Exercise directions:
Count the lines of the entries below that contain the string "közölt". Reply with the number alone.

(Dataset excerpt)
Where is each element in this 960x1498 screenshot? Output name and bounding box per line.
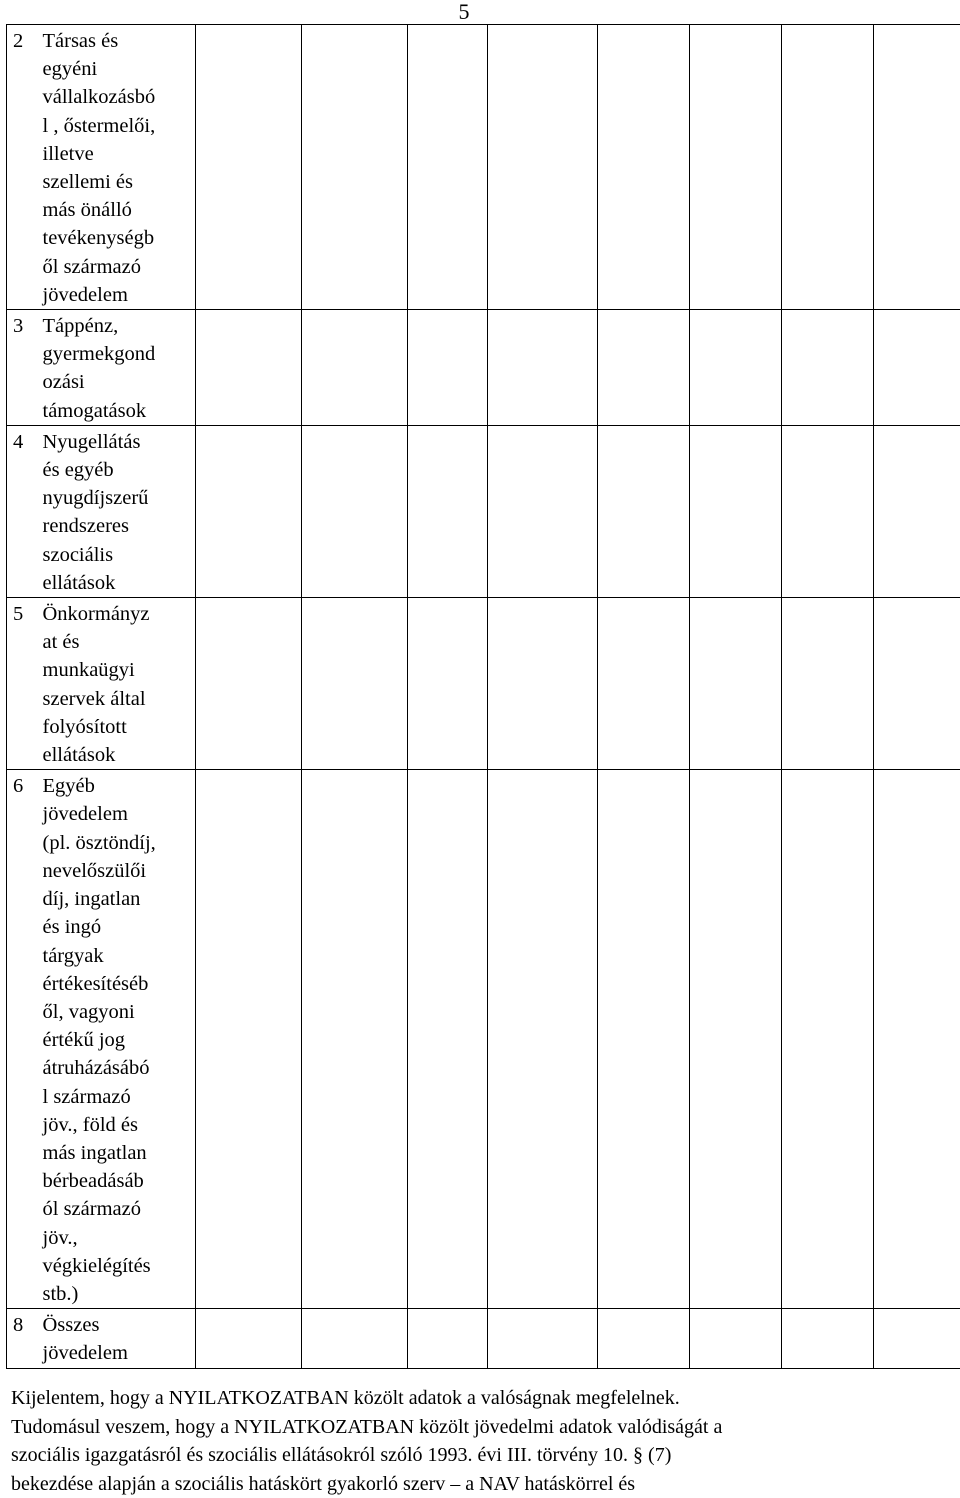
- table-row: [7, 25, 960, 310]
- table-cell: [302, 310, 408, 426]
- table-cell: [598, 1309, 690, 1368]
- table-cell: [488, 1309, 598, 1368]
- table-cell: [302, 770, 408, 1309]
- table-cell: [488, 770, 598, 1309]
- table-cell: [408, 310, 488, 426]
- table-row: [7, 1309, 960, 1368]
- table-row: [7, 425, 960, 597]
- declaration-line: Tudomásul veszem, hogy a NYILATKOZATBAN közölt jövedelmi adatok valódiságát a: [11, 1415, 723, 1438]
- table-cell: [874, 770, 960, 1309]
- declaration-line: bekezdése alapján a szociális hatáskört gyakorló szerv – a NAV hatáskörrel és: [11, 1472, 636, 1495]
- table-row: [7, 598, 960, 770]
- table-cell: [690, 25, 782, 310]
- row-label: Önkormányz at és munkaügyi szervek által folyósított ellátások: [41, 598, 196, 770]
- table-row: [7, 310, 960, 426]
- table-cell: [782, 25, 874, 310]
- table-cell: [690, 310, 782, 426]
- table-cell: [598, 770, 690, 1309]
- row-number: 4: [7, 425, 41, 597]
- income-table: [6, 24, 960, 1369]
- table-cell: [598, 598, 690, 770]
- table-cell: [782, 425, 874, 597]
- row-number: 3: [7, 310, 41, 426]
- table-cell: [690, 770, 782, 1309]
- declaration-paragraph: [11, 1384, 951, 1498]
- row-label: Nyugellátás és egyéb nyugdíjszerű rendszeres szociális ellátások: [41, 425, 196, 597]
- row-number: 8: [7, 1309, 41, 1368]
- table-cell: [488, 310, 598, 426]
- table-cell: [408, 1309, 488, 1368]
- table-cell: [690, 1309, 782, 1368]
- table-cell: [196, 598, 302, 770]
- table-cell: [874, 598, 960, 770]
- table-cell: [196, 1309, 302, 1368]
- table-cell: [488, 598, 598, 770]
- table-cell: [874, 425, 960, 597]
- row-number: 2: [7, 25, 41, 310]
- table-cell: [196, 25, 302, 310]
- row-label: Társas és egyéni vállalkozásbó l , őstermelői, illetve szellemi és más önálló tevékenységb ől származó jövedelem: [41, 25, 196, 310]
- page-number: 5: [458, 0, 470, 24]
- table-cell: [488, 425, 598, 597]
- table-cell: [302, 1309, 408, 1368]
- row-label: Egyéb jövedelem (pl. ösztöndíj, nevelőszülői díj, ingatlan és ingó tárgyak értékesítéséb ől, vagyoni értékű jog átruházásábó l származó jöv., föld és más ingatlan bérbeadásáb ól származó jöv., végkielégítés stb.): [41, 770, 196, 1309]
- row-number: 5: [7, 598, 41, 770]
- table-cell: [302, 598, 408, 770]
- table-cell: [196, 770, 302, 1309]
- table-cell: [782, 1309, 874, 1368]
- table-cell: [196, 310, 302, 426]
- table-cell: [302, 425, 408, 597]
- table-cell: [408, 598, 488, 770]
- table-cell: [874, 25, 960, 310]
- table-cell: [782, 310, 874, 426]
- table-cell: [408, 25, 488, 310]
- table-cell: [598, 310, 690, 426]
- declaration-line: szociális igazgatásról és szociális ellátásokról szóló 1993. évi III. törvény 10. § (7): [11, 1444, 672, 1467]
- table-row: [7, 770, 960, 1309]
- table-cell: [302, 25, 408, 310]
- table-cell: [408, 770, 488, 1309]
- table-cell: [782, 770, 874, 1309]
- table-cell: [196, 425, 302, 597]
- row-label: Táppénz, gyermekgond ozási támogatások: [41, 310, 196, 426]
- table-cell: [598, 425, 690, 597]
- table-cell: [598, 25, 690, 310]
- table-cell: [690, 425, 782, 597]
- table-cell: [690, 598, 782, 770]
- declaration-line: Kijelentem, hogy a NYILATKOZATBAN közölt adatok a valóságnak megfelelnek.: [11, 1387, 680, 1409]
- row-number: 6: [7, 770, 41, 1309]
- table-cell: [782, 598, 874, 770]
- table-cell: [874, 310, 960, 426]
- row-label: Összes jövedelem: [41, 1309, 196, 1368]
- table-cell: [408, 425, 488, 597]
- table-cell: [488, 25, 598, 310]
- table-cell: [874, 1309, 960, 1368]
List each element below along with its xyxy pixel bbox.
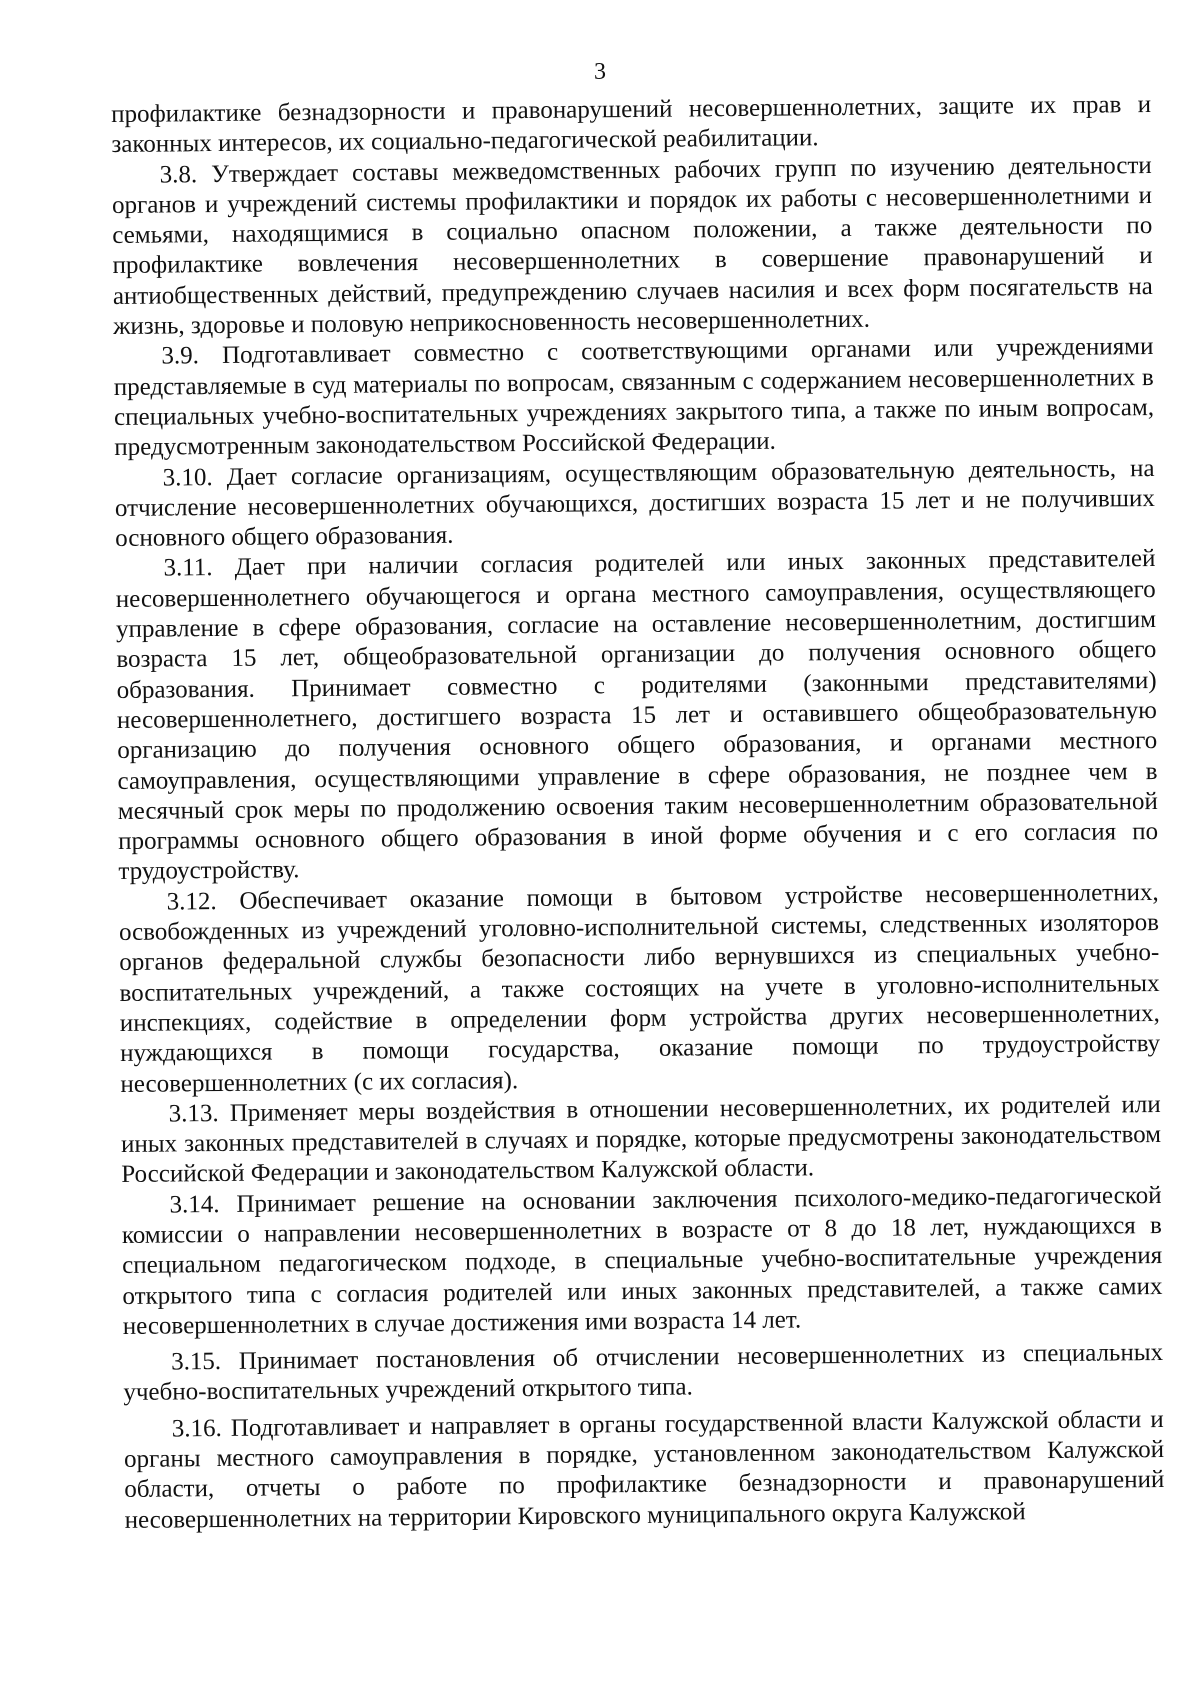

The response:
2